++++ SELECTED PASSAGE ++++

Halim Suh speaks on the Gospel and money.
Series: The Gospel And...
My prayer for myself, my family and our church is that God would change our generosity to reflect more closely His generosity in giving us His Son. I pray that He would make our generosity as a church, look more closely like His in giving us His gospel.
What is the Gospel?
We’re not just talking about money today, but rather, how the gospel addresses money. So its important that we know what it is.
The gospel is good news. Jesus, the Son of God, was born. For thirty-three years He lived a perfect life, fulfilling every righteous requirement of the law that you and I fail to keep. He lived a perfect and sinless life. Then at just the right time, while we were still sinners, Christ died for the ungodly. He died on the cross, to be the once and for all, perfect sacrifice for the sins of His people. Then on the third day, the Spirit of God raised Jesus from the dead. Death couldn’t hold Him anymore.
What we see in the gospel is the life that Jesus lived, the death He died and His resurrection.
These are the major factual and historic components of the gospel. Most of us would say that we believe these truths of the gospel. We believe they are important to us and we try to live in light of these truths.
But is there anything in this world that can cause you to give up the gospel? Is there anything in this world that you desire so much, that you would be willing to take the life, death and resurrection of Jesus and trade it in, exchange Him for your desire?

++++ EXTRACTED INFORMATION ++++

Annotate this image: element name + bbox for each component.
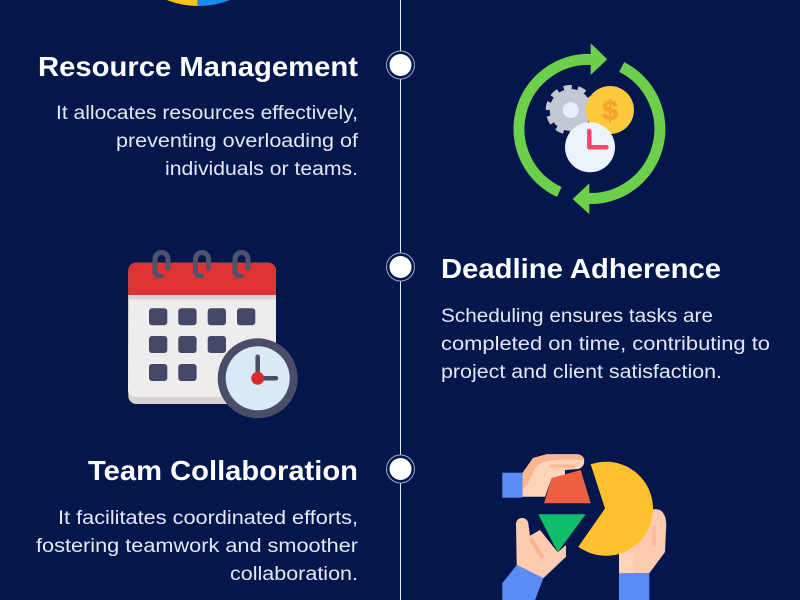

++++
++++ EXTRACTED INFORMATION ++++

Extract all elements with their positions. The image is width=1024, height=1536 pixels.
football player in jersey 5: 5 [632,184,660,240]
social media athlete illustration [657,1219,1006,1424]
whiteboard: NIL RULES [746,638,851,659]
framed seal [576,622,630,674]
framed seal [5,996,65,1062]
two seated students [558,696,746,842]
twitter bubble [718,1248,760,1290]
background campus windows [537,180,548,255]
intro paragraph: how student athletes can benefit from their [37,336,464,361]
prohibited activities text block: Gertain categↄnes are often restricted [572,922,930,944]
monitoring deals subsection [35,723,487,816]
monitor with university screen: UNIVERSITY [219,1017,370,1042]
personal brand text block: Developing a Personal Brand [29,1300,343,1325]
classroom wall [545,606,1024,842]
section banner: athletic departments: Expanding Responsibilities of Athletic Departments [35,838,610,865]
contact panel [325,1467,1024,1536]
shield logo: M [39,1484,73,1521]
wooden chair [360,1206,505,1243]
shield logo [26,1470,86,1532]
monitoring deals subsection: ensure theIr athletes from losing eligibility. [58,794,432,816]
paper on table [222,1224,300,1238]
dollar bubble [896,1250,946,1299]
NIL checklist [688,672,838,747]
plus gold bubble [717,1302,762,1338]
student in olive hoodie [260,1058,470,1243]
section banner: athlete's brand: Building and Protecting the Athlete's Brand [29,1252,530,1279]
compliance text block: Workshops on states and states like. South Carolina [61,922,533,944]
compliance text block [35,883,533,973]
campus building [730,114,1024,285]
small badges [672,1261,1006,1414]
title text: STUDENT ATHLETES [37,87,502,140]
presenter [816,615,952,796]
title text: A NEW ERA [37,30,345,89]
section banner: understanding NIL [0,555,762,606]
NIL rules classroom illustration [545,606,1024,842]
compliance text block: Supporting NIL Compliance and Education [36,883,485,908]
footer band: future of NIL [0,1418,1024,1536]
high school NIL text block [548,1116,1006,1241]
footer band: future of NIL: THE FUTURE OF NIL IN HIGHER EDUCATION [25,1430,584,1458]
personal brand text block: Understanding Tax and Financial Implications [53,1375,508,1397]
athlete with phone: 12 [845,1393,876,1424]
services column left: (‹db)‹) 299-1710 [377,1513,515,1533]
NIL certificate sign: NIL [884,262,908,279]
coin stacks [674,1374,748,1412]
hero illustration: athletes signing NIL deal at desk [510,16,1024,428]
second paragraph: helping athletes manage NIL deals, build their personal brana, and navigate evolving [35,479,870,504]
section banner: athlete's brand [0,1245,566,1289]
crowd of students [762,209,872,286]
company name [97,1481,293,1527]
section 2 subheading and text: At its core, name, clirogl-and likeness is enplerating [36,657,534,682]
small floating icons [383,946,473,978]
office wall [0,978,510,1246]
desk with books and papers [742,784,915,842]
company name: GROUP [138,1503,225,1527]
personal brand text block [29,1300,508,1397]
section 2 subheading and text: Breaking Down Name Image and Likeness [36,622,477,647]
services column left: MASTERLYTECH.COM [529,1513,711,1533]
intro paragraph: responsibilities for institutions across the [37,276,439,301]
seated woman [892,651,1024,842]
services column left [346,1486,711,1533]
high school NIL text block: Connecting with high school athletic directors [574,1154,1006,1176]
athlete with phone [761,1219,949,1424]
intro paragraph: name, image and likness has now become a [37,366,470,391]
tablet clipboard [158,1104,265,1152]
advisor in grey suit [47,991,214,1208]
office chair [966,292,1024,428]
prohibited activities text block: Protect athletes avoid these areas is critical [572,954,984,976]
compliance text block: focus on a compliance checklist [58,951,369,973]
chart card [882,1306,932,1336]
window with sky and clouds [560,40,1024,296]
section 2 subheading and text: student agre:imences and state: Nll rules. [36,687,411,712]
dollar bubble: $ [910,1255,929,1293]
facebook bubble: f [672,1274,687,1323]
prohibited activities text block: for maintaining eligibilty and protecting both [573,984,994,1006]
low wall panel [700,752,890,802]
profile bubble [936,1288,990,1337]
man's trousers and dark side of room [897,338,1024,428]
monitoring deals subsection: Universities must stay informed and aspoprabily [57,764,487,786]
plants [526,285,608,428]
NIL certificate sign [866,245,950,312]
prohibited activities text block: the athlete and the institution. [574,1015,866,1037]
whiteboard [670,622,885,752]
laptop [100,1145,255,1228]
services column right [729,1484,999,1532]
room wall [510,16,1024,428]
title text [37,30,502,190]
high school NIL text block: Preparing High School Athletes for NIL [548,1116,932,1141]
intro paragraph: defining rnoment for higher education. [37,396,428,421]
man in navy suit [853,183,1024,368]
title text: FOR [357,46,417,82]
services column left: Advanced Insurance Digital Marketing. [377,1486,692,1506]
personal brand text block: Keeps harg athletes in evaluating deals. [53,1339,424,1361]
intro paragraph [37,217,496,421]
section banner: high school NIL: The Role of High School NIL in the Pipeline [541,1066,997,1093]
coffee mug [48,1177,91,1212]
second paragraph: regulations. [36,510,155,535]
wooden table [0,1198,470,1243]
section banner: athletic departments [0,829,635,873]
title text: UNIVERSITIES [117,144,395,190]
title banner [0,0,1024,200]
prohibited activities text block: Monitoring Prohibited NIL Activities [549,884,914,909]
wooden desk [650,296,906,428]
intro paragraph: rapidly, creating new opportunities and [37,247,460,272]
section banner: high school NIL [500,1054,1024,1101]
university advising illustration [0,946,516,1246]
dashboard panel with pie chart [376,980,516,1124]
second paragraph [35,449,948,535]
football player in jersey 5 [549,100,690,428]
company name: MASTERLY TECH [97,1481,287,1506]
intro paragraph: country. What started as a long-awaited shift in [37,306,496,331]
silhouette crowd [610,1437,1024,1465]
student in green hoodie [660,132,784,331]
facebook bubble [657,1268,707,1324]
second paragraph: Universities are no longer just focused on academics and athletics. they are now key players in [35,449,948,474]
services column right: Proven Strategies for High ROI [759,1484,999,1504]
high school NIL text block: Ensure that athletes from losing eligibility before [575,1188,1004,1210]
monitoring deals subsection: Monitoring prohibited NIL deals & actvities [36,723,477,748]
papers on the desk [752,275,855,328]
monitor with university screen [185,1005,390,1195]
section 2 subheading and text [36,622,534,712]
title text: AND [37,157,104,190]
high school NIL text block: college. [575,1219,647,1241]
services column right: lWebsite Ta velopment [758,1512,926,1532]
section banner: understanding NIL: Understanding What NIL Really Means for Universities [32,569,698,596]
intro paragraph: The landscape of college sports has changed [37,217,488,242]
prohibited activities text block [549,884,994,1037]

++++

EXERCISES:
[1] Output the records from the line containing "Extract all elements" through the line containing "paper on table [222,1224,300,1238]" as a JSON list of strings, one string per line, with blank lines omitted.
[2] Write the next part of the sermon on the gospel and money, picking up after its last sentence.
The sermon on the gospel and money and the records are unrelated to each other.

ANSWERS BY TASK:
[1]
[
  "Extract all elements with their positions. The image is width=1024, height=1536 pixels.",
  "football player in jersey 5: 5 [632,184,660,240]",
  "social media athlete illustration [657,1219,1006,1424]",
  "whiteboard: NIL RULES [746,638,851,659]",
  "framed seal [576,622,630,674]",
  "framed seal [5,996,65,1062]",
  "two seated students [558,696,746,842]",
  "twitter bubble [718,1248,760,1290]",
  "background campus windows [537,180,548,255]",
  "intro paragraph: how student athletes can benefit from their [37,336,464,361]",
  "prohibited activities text block: Gertain categↄnes are often restricted [572,922,930,944]",
  "monitoring deals subsection [35,723,487,816]",
  "monitor with university screen: UNIVERSITY [219,1017,370,1042]",
  "personal brand text block: Developing a Personal Brand [29,1300,343,1325]",
  "classroom wall [545,606,1024,842]",
  "section banner: athletic departments: Expanding Responsibilities of Athletic Departments [35,838,610,865]",
  "contact panel [325,1467,1024,1536]",
  "shield logo: M [39,1484,73,1521]",
  "wooden chair [360,1206,505,1243]",
  "shield logo [26,1470,86,1532]",
  "monitoring deals subsection: ensure theIr athletes from losing eligibility. [58,794,432,816]",
  "paper on table [222,1224,300,1238]"
]

[2]
Story of Judas
Judas was one of the twelve disciples. He lived and experienced the life of Jesus. He was there when Jesus preached with authority, when He healed the lame and the blind. He was there when Jesus raised people from the dead.
But when it came down to it, Judas was wiling to take the life of Jesus and exchange it for money. He traded Jesus’ life away for thirty pieces of silver.
Let’s not quickly discount this story, fooling ourselves into thinking that we’re better than that. There are many who walk the path of Judas.
I was visiting a church in Israel. They had portrait paintings of the twelve disciples. Each one had a distinguished, noble look about them. Except for Judas. He looked like the wicked witch of the West.
When Jesus got His disciples around the table, He said one of them was going to betray him. Did the disciples immediately point to Judas, knowing it was him, saying he always had that look on his face? No. They looked around at each other and asked Jesus whom He was speaking about. By all external evidence, Judas looked like, acted like and spoke like all the rest of them. But when it came down to it, he was willing to take the life of Jesus and trade it away.
Some argue that it was because the disciples really weren’t changed until they experienced both the life and death of Jesus. However Scripture says differently.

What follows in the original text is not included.